*To do*:
Please list all lines of the material below in which the string "宁波市工程建设地方细则" occurs.

## begin Task inputs

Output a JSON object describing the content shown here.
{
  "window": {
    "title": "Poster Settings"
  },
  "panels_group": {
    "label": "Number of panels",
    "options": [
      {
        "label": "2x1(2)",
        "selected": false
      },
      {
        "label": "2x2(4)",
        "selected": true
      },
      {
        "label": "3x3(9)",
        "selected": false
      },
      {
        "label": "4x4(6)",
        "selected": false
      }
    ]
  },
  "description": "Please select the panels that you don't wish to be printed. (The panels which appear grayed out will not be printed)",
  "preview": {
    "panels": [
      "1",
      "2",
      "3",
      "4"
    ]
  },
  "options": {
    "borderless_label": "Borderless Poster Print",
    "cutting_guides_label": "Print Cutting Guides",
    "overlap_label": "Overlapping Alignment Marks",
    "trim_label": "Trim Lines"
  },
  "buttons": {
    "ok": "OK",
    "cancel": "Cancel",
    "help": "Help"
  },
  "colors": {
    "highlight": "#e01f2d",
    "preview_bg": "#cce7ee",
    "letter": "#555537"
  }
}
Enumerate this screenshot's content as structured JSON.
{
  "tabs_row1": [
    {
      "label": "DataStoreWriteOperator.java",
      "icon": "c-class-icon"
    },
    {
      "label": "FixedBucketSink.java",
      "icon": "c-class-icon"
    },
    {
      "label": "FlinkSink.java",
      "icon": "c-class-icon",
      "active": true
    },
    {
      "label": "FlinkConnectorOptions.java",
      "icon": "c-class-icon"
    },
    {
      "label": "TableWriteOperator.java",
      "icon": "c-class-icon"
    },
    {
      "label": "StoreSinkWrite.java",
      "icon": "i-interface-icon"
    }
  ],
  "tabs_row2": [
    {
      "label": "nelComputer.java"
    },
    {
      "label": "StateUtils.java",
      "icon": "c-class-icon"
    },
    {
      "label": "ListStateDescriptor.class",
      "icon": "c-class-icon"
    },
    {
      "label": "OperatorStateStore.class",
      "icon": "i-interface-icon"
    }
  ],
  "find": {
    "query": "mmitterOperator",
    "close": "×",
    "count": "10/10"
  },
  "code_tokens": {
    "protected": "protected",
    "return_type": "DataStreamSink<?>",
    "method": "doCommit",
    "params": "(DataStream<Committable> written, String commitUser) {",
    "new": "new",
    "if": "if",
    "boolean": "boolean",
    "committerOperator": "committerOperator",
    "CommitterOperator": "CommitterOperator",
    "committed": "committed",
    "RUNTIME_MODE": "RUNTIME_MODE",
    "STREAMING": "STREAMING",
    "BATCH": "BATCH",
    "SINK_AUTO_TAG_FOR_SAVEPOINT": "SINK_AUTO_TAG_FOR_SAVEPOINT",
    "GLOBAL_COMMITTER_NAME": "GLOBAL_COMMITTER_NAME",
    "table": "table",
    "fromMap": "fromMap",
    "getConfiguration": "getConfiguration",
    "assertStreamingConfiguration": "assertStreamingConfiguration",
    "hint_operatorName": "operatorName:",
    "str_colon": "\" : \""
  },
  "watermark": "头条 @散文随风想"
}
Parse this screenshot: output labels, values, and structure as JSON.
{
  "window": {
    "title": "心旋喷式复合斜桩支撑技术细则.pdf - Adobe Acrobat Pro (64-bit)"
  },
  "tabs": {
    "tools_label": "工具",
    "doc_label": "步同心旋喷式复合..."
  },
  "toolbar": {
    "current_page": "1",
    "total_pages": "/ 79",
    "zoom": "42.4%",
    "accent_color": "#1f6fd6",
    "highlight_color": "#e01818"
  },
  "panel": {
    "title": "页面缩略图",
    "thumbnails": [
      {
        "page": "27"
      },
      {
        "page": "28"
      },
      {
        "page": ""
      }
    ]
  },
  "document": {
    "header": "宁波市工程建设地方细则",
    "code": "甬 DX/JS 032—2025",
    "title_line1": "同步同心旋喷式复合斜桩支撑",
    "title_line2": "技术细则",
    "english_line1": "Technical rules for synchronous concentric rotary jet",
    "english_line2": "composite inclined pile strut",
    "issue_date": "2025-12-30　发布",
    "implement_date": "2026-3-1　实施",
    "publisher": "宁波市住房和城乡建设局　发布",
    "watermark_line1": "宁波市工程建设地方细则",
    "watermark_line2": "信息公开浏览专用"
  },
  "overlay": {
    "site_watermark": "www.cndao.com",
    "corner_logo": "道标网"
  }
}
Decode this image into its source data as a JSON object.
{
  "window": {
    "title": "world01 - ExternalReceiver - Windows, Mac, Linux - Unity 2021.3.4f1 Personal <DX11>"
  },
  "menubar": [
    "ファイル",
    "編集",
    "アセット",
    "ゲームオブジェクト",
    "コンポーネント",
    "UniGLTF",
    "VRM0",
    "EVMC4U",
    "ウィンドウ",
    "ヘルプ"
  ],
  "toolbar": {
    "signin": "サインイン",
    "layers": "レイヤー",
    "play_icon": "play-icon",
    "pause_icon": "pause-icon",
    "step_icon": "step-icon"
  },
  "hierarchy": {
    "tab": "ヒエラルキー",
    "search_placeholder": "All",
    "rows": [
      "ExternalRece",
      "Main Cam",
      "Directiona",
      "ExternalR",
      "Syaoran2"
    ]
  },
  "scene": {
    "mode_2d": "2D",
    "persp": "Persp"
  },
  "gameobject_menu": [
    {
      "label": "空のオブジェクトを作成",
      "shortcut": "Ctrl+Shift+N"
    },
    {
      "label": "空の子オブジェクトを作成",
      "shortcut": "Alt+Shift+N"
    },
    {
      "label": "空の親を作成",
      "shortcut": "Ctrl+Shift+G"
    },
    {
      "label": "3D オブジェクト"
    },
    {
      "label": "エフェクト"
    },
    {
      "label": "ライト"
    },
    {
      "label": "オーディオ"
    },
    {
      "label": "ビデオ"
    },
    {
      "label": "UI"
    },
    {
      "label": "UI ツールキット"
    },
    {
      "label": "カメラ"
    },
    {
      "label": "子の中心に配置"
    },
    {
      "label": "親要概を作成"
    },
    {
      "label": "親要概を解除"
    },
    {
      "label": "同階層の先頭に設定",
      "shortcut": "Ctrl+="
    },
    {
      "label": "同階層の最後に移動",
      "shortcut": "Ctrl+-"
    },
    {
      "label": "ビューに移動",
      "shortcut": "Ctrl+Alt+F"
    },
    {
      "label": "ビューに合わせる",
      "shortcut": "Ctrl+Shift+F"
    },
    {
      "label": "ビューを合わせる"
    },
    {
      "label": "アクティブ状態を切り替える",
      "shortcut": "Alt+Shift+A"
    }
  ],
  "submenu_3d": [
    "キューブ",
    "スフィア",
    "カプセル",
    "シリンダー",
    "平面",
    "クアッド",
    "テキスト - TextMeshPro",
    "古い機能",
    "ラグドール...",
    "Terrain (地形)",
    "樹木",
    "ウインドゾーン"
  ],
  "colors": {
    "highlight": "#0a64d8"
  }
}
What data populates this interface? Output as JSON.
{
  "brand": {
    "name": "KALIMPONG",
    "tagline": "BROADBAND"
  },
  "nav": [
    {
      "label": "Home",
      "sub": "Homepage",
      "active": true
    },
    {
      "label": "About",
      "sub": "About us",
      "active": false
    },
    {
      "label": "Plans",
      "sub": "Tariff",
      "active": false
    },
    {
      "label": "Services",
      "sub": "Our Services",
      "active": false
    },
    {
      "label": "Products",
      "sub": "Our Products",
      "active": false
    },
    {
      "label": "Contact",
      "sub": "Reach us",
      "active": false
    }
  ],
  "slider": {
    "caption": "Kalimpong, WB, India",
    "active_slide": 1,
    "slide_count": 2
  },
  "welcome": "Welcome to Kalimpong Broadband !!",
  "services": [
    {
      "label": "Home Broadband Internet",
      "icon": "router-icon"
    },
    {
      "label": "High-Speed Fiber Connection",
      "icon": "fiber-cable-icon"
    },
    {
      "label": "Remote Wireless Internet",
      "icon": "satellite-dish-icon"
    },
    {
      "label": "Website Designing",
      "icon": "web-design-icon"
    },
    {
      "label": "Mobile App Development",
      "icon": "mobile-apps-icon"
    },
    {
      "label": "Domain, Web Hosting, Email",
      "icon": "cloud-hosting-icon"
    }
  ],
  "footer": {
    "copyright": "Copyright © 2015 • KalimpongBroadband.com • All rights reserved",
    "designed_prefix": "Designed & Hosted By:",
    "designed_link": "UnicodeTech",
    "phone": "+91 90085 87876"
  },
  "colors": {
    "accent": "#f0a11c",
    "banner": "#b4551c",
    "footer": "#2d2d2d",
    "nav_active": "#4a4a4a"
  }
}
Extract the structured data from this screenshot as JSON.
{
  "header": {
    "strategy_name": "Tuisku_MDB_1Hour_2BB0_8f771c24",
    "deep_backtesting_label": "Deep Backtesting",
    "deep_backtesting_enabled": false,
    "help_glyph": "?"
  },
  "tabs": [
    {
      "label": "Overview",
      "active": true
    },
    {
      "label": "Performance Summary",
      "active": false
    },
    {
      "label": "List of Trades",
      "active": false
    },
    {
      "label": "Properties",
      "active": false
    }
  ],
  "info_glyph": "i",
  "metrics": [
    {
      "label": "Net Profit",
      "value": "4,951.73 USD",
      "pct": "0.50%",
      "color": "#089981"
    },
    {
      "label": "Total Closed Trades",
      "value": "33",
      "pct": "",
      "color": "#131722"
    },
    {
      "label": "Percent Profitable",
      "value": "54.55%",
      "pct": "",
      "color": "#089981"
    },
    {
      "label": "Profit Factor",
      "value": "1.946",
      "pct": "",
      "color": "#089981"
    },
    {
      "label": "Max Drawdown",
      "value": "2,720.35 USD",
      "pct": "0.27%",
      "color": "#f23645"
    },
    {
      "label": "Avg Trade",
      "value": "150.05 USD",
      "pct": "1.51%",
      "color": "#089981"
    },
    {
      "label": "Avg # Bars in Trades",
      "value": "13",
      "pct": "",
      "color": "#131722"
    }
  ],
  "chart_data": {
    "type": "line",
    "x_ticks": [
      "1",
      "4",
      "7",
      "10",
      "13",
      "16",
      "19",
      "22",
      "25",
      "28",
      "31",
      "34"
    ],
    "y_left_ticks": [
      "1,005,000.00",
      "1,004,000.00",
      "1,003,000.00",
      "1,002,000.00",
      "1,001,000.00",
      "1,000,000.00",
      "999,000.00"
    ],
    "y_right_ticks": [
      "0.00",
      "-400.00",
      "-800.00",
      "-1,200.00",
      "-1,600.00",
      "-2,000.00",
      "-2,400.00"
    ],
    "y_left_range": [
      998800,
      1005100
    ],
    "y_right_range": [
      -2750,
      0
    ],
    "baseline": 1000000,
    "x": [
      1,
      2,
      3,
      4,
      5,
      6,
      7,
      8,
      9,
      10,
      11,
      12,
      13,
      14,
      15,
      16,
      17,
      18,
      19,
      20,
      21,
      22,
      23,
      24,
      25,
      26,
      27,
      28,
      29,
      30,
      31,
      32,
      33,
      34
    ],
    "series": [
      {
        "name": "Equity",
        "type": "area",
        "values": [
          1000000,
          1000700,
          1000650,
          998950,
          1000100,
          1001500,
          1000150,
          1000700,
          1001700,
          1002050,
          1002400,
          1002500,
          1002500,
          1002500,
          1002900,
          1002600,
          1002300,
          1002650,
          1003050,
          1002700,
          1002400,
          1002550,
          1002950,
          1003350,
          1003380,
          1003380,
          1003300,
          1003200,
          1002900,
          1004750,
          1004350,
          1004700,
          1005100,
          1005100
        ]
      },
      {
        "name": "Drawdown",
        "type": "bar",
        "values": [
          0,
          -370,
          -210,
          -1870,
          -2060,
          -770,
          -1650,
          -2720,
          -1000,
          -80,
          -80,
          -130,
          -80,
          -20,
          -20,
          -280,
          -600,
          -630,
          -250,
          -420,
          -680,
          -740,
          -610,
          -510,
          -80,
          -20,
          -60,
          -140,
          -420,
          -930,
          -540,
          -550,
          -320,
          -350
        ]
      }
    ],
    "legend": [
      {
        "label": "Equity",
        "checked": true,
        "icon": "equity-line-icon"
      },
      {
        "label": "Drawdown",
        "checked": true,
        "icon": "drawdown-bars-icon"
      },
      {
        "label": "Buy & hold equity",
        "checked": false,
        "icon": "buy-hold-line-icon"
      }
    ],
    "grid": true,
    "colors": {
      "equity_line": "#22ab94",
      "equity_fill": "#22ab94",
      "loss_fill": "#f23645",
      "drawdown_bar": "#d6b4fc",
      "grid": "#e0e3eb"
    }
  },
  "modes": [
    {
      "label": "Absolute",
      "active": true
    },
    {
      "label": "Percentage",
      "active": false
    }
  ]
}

## end Task inputs

*Result of this task*:
    "header": "宁波市工程建设地方细则",
    "watermark_line1": "宁波市工程建设地方细则",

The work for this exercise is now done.